-- start Records shown --

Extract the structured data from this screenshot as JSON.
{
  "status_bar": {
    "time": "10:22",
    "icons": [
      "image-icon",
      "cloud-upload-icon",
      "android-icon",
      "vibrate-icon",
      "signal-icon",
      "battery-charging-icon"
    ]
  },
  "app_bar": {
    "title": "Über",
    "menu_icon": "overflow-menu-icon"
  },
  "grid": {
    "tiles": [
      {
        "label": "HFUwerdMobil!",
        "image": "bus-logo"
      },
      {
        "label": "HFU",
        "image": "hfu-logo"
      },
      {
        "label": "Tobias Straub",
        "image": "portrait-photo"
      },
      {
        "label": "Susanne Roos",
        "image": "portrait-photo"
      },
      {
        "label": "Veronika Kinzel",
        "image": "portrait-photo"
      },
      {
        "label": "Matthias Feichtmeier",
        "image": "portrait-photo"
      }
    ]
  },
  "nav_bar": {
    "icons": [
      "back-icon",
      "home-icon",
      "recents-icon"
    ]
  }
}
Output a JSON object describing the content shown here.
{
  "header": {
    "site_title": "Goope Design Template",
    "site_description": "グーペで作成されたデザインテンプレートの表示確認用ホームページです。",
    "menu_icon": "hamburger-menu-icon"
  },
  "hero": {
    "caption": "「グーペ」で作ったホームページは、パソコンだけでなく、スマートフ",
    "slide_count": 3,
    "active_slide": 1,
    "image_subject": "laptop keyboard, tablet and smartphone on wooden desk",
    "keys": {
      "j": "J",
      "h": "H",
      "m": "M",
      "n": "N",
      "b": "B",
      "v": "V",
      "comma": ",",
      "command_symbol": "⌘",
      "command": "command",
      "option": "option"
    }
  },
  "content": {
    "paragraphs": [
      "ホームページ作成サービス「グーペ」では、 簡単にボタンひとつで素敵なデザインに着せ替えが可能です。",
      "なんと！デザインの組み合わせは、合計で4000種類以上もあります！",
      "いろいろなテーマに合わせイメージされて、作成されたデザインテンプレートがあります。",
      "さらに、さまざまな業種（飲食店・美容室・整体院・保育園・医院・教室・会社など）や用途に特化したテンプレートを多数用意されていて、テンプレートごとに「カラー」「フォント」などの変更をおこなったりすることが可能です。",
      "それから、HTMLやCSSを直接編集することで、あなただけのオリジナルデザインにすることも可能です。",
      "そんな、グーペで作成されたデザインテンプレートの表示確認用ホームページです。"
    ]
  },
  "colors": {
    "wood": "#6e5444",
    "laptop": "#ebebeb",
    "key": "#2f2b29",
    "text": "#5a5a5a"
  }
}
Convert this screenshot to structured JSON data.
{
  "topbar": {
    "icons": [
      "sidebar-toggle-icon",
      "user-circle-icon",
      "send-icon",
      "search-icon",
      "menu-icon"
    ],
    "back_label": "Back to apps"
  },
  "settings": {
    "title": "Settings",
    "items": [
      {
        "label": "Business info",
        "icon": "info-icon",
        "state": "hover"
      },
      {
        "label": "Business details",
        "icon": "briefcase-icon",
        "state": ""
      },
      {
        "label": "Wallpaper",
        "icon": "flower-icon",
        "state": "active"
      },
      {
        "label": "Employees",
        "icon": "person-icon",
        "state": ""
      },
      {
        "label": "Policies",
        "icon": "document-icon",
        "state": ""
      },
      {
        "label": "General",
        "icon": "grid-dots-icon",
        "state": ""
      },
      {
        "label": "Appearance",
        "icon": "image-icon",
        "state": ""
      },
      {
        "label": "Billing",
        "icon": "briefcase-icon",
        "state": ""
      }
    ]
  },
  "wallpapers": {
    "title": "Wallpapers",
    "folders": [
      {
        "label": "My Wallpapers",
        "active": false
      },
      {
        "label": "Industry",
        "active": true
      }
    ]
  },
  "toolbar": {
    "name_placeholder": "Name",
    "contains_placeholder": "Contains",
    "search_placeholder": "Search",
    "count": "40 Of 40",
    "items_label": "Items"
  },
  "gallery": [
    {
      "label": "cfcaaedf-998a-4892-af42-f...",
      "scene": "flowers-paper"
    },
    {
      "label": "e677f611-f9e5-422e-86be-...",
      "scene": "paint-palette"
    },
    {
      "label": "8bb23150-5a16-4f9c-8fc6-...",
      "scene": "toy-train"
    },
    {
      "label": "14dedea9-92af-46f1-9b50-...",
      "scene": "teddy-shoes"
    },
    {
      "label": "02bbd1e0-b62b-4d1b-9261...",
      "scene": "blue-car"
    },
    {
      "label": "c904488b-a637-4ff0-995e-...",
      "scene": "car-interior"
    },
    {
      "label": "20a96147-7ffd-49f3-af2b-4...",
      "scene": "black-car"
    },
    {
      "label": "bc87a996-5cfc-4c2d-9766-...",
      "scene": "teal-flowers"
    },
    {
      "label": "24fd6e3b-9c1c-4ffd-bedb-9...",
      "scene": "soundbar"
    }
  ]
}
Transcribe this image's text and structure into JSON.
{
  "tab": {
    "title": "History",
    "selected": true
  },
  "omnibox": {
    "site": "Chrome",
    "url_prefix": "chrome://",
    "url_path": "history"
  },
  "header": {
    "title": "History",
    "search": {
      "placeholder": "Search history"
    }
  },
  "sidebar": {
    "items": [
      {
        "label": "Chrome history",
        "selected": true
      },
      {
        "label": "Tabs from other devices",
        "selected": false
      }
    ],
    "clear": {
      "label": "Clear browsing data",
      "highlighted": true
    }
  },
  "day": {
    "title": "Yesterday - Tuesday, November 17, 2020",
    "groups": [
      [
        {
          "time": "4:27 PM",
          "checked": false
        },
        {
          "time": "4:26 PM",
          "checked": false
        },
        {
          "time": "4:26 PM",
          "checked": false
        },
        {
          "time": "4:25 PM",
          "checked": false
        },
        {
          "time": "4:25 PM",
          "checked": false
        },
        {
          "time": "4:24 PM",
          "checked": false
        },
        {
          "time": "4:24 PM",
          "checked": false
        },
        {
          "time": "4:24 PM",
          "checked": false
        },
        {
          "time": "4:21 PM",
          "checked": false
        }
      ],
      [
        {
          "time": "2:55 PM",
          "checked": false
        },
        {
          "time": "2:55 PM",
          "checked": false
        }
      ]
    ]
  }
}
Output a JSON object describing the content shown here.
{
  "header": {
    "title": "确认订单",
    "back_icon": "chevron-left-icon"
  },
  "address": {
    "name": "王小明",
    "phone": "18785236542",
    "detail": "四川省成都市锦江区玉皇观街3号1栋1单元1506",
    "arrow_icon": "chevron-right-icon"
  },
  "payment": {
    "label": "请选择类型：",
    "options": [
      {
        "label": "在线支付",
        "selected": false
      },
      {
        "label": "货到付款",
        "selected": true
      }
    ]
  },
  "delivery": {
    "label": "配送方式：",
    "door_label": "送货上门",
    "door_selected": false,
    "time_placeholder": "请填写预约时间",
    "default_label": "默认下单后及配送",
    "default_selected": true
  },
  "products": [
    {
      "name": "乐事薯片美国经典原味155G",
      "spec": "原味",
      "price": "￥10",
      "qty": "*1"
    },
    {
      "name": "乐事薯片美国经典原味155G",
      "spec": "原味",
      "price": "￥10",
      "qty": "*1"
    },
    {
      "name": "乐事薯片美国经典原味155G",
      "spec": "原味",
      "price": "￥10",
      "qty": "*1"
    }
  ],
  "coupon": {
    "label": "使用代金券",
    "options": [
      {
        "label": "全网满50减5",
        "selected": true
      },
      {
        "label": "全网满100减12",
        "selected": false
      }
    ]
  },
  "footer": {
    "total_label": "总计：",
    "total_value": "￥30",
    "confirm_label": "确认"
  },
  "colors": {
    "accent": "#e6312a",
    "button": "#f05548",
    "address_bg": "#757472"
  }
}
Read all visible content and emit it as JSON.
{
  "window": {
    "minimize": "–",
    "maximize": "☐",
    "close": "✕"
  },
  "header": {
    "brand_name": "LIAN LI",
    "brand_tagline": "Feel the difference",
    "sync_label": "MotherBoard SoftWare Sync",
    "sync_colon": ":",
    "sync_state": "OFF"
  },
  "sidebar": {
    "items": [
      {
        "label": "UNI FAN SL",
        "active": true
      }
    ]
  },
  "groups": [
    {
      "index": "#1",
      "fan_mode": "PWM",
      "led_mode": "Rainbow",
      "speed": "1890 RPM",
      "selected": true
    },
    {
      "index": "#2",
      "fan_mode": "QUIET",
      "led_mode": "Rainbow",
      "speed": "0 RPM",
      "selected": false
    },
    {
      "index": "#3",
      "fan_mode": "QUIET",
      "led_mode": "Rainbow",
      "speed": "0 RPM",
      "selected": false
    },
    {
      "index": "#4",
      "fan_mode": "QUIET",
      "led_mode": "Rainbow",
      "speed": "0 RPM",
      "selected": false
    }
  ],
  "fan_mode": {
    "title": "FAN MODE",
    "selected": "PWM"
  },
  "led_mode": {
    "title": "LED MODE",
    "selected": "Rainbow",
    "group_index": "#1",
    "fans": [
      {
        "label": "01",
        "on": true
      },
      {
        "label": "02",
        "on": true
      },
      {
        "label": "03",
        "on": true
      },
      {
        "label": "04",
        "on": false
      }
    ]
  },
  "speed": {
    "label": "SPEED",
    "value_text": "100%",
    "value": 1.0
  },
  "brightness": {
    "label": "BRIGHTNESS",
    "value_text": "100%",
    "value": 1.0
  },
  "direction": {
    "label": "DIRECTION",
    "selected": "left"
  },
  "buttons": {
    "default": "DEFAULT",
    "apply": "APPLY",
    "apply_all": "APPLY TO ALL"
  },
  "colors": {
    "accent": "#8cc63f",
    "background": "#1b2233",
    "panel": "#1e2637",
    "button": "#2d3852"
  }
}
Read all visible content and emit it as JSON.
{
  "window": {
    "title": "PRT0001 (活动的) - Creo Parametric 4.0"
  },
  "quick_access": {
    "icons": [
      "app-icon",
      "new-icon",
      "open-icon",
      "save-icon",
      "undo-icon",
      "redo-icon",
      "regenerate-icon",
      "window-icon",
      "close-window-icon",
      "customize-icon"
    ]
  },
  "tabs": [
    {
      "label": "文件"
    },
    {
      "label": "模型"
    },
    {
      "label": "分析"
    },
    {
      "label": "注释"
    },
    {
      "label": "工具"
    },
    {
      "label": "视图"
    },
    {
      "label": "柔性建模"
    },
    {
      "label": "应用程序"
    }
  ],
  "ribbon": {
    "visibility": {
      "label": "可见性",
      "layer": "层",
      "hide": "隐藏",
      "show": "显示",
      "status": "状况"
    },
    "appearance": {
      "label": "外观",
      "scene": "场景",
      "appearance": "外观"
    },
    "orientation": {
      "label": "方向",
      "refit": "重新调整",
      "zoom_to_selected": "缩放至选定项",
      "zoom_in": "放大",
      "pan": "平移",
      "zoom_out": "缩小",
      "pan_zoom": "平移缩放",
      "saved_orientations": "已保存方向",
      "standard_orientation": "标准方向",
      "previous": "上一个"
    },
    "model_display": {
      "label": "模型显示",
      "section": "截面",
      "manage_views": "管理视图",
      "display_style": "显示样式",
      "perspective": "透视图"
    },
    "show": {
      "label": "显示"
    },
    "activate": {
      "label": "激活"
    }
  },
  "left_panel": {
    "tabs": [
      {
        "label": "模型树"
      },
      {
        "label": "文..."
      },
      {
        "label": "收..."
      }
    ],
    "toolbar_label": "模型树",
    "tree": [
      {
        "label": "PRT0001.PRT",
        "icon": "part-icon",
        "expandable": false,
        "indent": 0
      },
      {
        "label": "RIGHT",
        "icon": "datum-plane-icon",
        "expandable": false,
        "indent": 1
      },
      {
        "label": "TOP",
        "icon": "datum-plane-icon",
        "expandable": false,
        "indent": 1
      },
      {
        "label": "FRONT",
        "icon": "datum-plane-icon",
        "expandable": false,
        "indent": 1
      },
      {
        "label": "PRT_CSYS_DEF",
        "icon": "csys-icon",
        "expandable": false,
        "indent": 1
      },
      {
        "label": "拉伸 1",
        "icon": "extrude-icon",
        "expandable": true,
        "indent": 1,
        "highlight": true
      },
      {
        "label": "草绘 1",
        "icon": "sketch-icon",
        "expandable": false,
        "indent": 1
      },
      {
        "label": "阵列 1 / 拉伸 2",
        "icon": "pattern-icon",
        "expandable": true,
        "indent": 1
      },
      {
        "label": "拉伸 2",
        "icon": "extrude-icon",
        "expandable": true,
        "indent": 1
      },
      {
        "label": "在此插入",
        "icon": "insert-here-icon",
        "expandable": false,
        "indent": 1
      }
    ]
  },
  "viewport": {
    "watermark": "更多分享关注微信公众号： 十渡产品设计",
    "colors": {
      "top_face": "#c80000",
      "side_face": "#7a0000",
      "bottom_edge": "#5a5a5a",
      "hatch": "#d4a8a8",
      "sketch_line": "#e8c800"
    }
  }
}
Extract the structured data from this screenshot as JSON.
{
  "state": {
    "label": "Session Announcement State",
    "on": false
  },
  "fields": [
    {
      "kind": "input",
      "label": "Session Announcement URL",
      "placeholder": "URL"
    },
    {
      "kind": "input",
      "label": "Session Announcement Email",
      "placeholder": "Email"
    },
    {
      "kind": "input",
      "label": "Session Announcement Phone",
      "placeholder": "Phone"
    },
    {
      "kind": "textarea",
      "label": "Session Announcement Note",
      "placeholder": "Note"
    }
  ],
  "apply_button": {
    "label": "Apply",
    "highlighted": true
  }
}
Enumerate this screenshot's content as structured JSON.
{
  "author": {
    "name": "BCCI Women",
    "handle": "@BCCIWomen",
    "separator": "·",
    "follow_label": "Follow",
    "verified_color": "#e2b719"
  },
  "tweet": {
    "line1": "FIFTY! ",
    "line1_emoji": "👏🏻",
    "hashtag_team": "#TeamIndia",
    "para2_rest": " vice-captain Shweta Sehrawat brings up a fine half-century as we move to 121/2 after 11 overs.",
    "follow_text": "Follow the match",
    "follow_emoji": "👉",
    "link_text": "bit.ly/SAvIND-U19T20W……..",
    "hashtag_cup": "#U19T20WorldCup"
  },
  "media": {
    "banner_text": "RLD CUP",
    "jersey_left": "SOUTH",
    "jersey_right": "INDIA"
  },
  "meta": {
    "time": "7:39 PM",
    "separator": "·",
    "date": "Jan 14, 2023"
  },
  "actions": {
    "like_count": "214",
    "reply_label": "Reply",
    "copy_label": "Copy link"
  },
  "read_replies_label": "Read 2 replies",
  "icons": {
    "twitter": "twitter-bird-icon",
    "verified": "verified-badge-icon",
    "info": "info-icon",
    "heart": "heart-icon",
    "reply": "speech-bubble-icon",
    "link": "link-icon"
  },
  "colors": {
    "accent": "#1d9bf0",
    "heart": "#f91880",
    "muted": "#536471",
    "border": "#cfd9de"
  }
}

-- end Records shown --

== Work to complete ==
Only the number is wanted: how many lines of the data contain the word "info"?

== Expected answer ==
3